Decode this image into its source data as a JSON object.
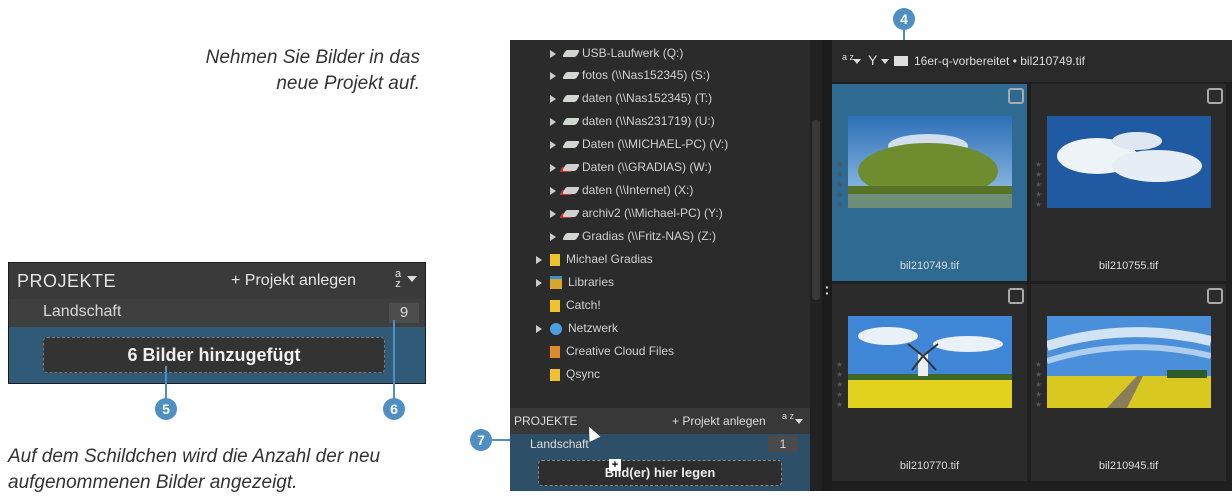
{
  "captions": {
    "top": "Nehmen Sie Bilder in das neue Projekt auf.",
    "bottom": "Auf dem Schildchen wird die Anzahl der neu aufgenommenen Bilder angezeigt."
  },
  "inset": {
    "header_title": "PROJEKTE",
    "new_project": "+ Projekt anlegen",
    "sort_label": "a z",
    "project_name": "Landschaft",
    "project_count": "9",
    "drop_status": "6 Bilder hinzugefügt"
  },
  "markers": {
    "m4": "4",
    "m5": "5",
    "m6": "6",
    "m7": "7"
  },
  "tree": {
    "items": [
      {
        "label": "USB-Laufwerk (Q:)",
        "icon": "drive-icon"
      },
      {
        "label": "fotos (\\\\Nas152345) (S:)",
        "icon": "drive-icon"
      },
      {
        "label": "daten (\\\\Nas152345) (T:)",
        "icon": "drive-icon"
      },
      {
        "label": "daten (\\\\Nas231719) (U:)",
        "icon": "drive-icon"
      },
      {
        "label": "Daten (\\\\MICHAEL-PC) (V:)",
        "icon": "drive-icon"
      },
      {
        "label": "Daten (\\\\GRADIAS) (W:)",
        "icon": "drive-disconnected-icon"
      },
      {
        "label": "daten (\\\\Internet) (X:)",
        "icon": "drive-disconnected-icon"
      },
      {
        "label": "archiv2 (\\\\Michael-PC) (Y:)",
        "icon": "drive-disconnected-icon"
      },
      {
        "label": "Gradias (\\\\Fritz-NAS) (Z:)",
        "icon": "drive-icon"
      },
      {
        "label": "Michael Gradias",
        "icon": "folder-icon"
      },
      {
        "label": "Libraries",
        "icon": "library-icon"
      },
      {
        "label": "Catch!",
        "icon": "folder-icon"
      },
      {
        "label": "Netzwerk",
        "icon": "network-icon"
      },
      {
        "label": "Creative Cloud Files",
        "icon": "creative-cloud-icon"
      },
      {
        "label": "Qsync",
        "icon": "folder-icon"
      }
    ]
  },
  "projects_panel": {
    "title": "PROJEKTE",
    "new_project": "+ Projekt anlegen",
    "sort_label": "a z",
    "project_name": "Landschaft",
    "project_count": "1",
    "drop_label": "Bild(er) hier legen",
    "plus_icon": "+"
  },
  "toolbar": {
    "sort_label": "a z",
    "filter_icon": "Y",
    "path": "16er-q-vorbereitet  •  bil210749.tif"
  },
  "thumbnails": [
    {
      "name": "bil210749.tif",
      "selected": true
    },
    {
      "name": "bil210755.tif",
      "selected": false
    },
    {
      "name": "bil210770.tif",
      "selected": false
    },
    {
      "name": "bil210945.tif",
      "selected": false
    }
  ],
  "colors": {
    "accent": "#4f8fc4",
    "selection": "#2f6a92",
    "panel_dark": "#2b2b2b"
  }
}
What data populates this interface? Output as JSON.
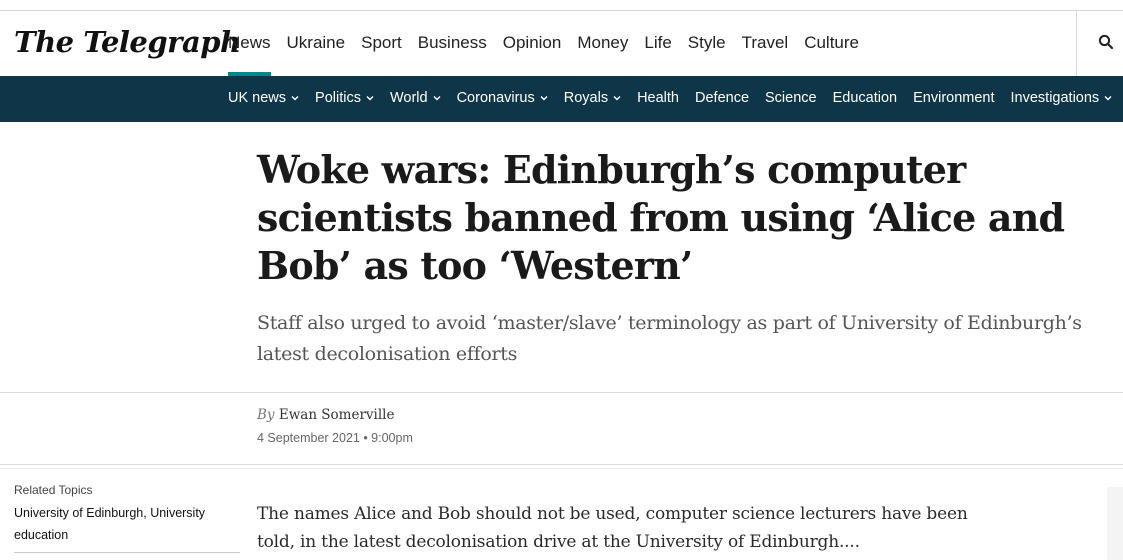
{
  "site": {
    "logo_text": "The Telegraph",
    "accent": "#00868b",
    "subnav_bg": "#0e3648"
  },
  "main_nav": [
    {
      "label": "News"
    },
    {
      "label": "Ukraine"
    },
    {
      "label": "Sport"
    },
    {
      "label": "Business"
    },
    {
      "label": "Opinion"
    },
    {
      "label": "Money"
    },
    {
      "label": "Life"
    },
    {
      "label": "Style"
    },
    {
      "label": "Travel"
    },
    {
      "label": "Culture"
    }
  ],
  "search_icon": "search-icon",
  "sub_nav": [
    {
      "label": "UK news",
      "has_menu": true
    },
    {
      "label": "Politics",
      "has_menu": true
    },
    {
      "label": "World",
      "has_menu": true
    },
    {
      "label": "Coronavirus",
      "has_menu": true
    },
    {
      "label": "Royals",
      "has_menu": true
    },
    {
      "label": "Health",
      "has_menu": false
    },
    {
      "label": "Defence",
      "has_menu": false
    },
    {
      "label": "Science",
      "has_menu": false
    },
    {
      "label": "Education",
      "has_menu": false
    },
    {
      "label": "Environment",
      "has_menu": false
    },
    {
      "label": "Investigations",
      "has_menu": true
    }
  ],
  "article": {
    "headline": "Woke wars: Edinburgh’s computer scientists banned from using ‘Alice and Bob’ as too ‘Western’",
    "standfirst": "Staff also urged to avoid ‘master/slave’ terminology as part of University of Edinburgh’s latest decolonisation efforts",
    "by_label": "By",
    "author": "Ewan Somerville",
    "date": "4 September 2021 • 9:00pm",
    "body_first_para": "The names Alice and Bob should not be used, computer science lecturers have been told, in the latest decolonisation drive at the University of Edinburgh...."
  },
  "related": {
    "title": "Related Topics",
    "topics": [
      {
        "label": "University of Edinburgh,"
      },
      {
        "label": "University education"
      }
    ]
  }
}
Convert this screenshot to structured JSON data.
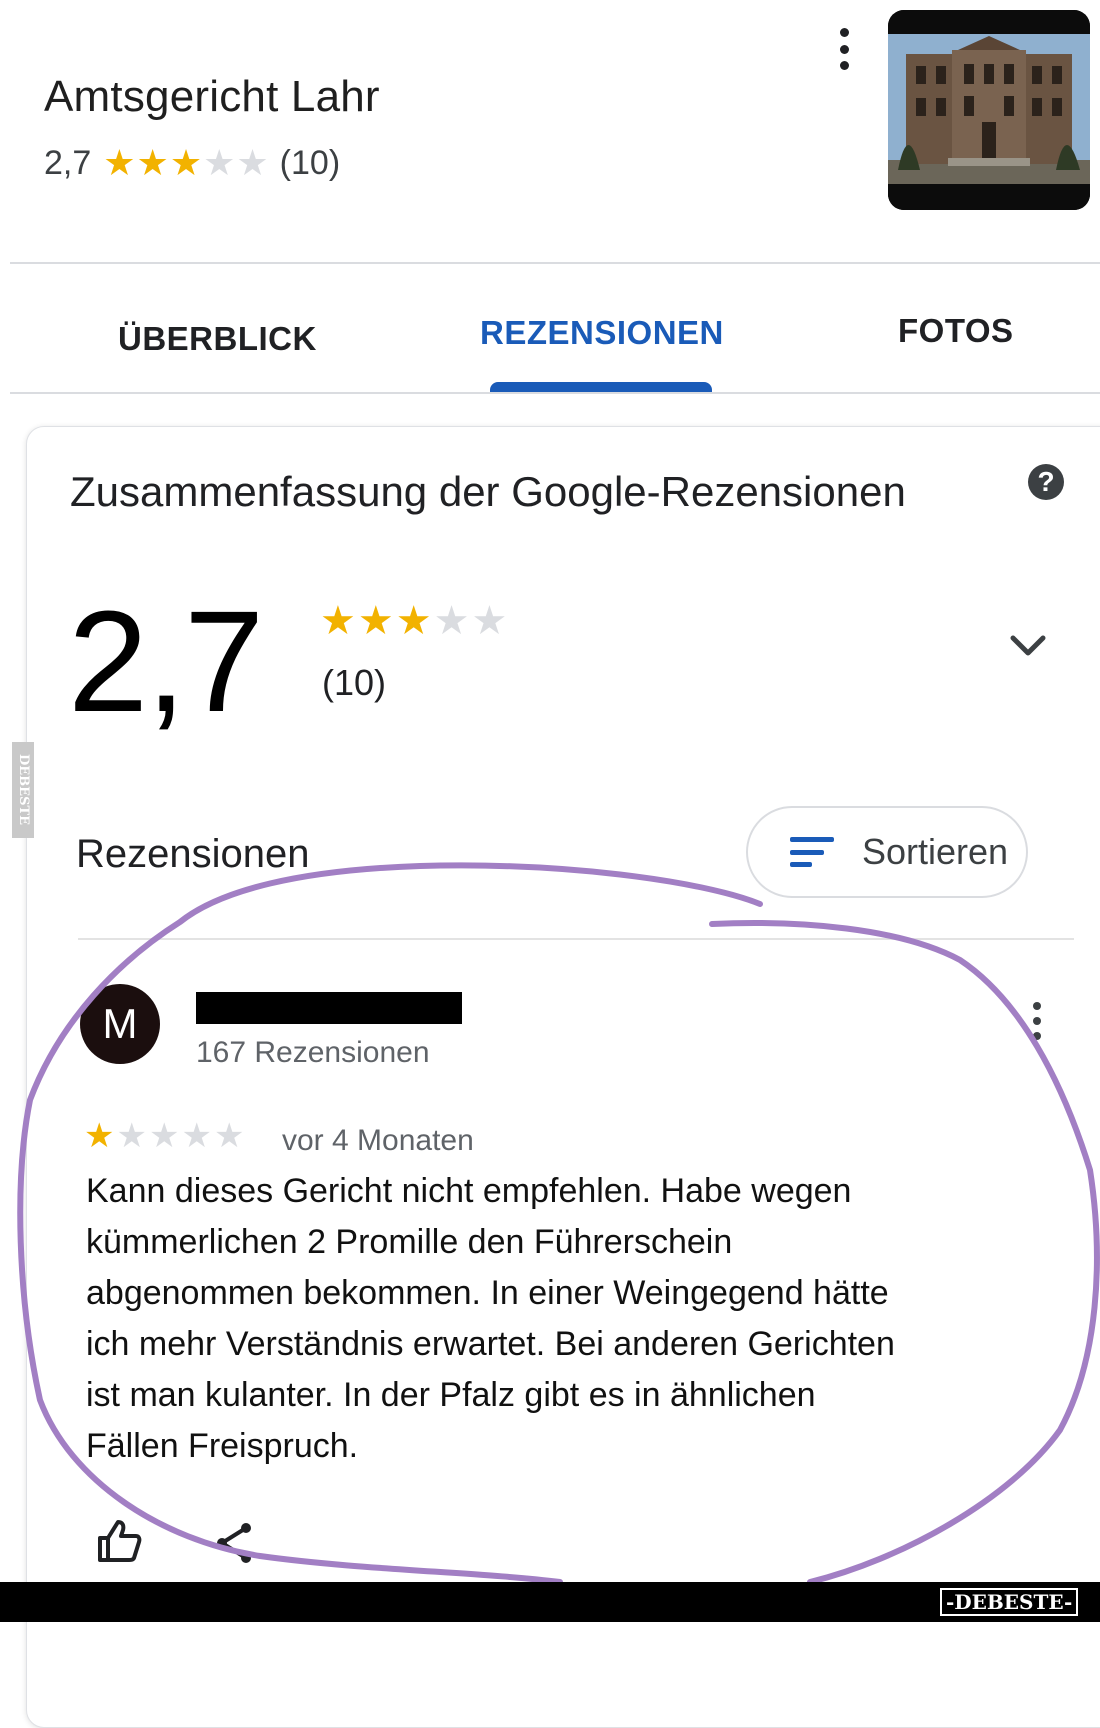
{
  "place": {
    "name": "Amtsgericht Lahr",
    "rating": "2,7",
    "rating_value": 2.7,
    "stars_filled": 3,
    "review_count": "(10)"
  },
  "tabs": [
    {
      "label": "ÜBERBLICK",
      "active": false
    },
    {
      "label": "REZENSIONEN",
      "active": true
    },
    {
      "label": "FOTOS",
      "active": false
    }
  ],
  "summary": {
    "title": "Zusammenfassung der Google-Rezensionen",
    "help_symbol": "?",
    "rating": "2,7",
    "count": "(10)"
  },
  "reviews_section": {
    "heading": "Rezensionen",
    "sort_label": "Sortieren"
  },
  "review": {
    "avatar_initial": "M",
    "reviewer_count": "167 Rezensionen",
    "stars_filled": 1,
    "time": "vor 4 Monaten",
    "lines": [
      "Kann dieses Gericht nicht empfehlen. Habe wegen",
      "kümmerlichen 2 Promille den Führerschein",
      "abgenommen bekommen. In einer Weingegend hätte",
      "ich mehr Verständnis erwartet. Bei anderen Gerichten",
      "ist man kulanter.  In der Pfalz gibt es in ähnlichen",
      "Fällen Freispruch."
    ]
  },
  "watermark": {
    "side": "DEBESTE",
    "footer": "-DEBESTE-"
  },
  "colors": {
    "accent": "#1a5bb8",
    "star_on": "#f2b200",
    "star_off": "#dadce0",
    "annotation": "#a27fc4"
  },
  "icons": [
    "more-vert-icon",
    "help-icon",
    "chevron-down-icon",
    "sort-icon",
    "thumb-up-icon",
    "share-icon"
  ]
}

= = =

→ Task prompt:
With the pictures removed, return all the entries exactly.

→ Result below:
Decode this image into its source data as a JSON object.
{
  "captions": {
    "top": "Nehmen Sie Bilder in das neue Projekt auf.",
    "bottom": "Auf dem Schildchen wird die Anzahl der neu aufgenommenen Bilder angezeigt."
  },
  "inset": {
    "header_title": "PROJEKTE",
    "new_project": "+ Projekt anlegen",
    "sort_label": "a z",
    "project_name": "Landschaft",
    "project_count": "9",
    "drop_status": "6 Bilder hinzugefügt"
  },
  "markers": {
    "m4": "4",
    "m5": "5",
    "m6": "6",
    "m7": "7"
  },
  "tree": {
    "items": [
      {
        "label": "USB-Laufwerk (Q:)",
        "icon": "drive-icon"
      },
      {
        "label": "fotos (\\\\Nas152345) (S:)",
        "icon": "drive-icon"
      },
      {
        "label": "daten (\\\\Nas152345) (T:)",
        "icon": "drive-icon"
      },
      {
        "label": "daten (\\\\Nas231719) (U:)",
        "icon": "drive-icon"
      },
      {
        "label": "Daten (\\\\MICHAEL-PC) (V:)",
        "icon": "drive-icon"
      },
      {
        "label": "Daten (\\\\GRADIAS) (W:)",
        "icon": "drive-disconnected-icon"
      },
      {
        "label": "daten (\\\\Internet) (X:)",
        "icon": "drive-disconnected-icon"
      },
      {
        "label": "archiv2 (\\\\Michael-PC) (Y:)",
        "icon": "drive-disconnected-icon"
      },
      {
        "label": "Gradias (\\\\Fritz-NAS) (Z:)",
        "icon": "drive-icon"
      },
      {
        "label": "Michael Gradias",
        "icon": "folder-icon"
      },
      {
        "label": "Libraries",
        "icon": "library-icon"
      },
      {
        "label": "Catch!",
        "icon": "folder-icon"
      },
      {
        "label": "Netzwerk",
        "icon": "network-icon"
      },
      {
        "label": "Creative Cloud Files",
        "icon": "creative-cloud-icon"
      },
      {
        "label": "Qsync",
        "icon": "folder-icon"
      }
    ]
  },
  "projects_panel": {
    "title": "PROJEKTE",
    "new_project": "+ Projekt anlegen",
    "sort_label": "a z",
    "project_name": "Landschaft",
    "project_count": "1",
    "drop_label": "Bild(er) hier legen",
    "plus_icon": "+"
  },
  "toolbar": {
    "sort_label": "a z",
    "filter_icon": "Y",
    "path": "16er-q-vorbereitet  •  bil210749.tif"
  },
  "thumbnails": [
    {
      "name": "bil210749.tif",
      "selected": true
    },
    {
      "name": "bil210755.tif",
      "selected": false
    },
    {
      "name": "bil210770.tif",
      "selected": false
    },
    {
      "name": "bil210945.tif",
      "selected": false
    }
  ],
  "colors": {
    "accent": "#4f8fc4",
    "selection": "#2f6a92",
    "panel_dark": "#2b2b2b"
  }
}
What data populates this interface? Output as JSON.
{
  "site": {
    "logo_text": "The Telegraph",
    "accent": "#00868b",
    "subnav_bg": "#0e3648"
  },
  "main_nav": [
    {
      "label": "News"
    },
    {
      "label": "Ukraine"
    },
    {
      "label": "Sport"
    },
    {
      "label": "Business"
    },
    {
      "label": "Opinion"
    },
    {
      "label": "Money"
    },
    {
      "label": "Life"
    },
    {
      "label": "Style"
    },
    {
      "label": "Travel"
    },
    {
      "label": "Culture"
    }
  ],
  "search_icon": "search-icon",
  "sub_nav": [
    {
      "label": "UK news",
      "has_menu": true
    },
    {
      "label": "Politics",
      "has_menu": true
    },
    {
      "label": "World",
      "has_menu": true
    },
    {
      "label": "Coronavirus",
      "has_menu": true
    },
    {
      "label": "Royals",
      "has_menu": true
    },
    {
      "label": "Health",
      "has_menu": false
    },
    {
      "label": "Defence",
      "has_menu": false
    },
    {
      "label": "Science",
      "has_menu": false
    },
    {
      "label": "Education",
      "has_menu": false
    },
    {
      "label": "Environment",
      "has_menu": false
    },
    {
      "label": "Investigations",
      "has_menu": true
    }
  ],
  "article": {
    "headline": "Woke wars: Edinburgh’s computer scientists banned from using ‘Alice and Bob’ as too ‘Western’",
    "standfirst": "Staff also urged to avoid ‘master/slave’ terminology as part of University of Edinburgh’s latest decolonisation efforts",
    "by_label": "By",
    "author": "Ewan Somerville",
    "date": "4 September 2021 • 9:00pm",
    "body_first_para": "The names Alice and Bob should not be used, computer science lecturers have been told, in the latest decolonisation drive at the University of Edinburgh...."
  },
  "related": {
    "title": "Related Topics",
    "topics": [
      {
        "label": "University of Edinburgh,"
      },
      {
        "label": "University education"
      }
    ]
  }
}
Convert this screenshot to structured JSON data.
{
  "place": {
    "name": "Amtsgericht Lahr",
    "rating": "2,7",
    "rating_value": 2.7,
    "stars_filled": 3,
    "review_count": "(10)"
  },
  "tabs": [
    {
      "label": "ÜBERBLICK",
      "active": false
    },
    {
      "label": "REZENSIONEN",
      "active": true
    },
    {
      "label": "FOTOS",
      "active": false
    }
  ],
  "summary": {
    "title": "Zusammenfassung der Google-Rezensionen",
    "help_symbol": "?",
    "rating": "2,7",
    "count": "(10)"
  },
  "reviews_section": {
    "heading": "Rezensionen",
    "sort_label": "Sortieren"
  },
  "review": {
    "avatar_initial": "M",
    "reviewer_count": "167 Rezensionen",
    "stars_filled": 1,
    "time": "vor 4 Monaten",
    "lines": [
      "Kann dieses Gericht nicht empfehlen. Habe wegen",
      "kümmerlichen 2 Promille den Führerschein",
      "abgenommen bekommen. In einer Weingegend hätte",
      "ich mehr Verständnis erwartet. Bei anderen Gerichten",
      "ist man kulanter.  In der Pfalz gibt es in ähnlichen",
      "Fällen Freispruch."
    ]
  },
  "watermark": {
    "side": "DEBESTE",
    "footer": "-DEBESTE-"
  },
  "colors": {
    "accent": "#1a5bb8",
    "star_on": "#f2b200",
    "star_off": "#dadce0",
    "annotation": "#a27fc4"
  },
  "icons": [
    "more-vert-icon",
    "help-icon",
    "chevron-down-icon",
    "sort-icon",
    "thumb-up-icon",
    "share-icon"
  ]
}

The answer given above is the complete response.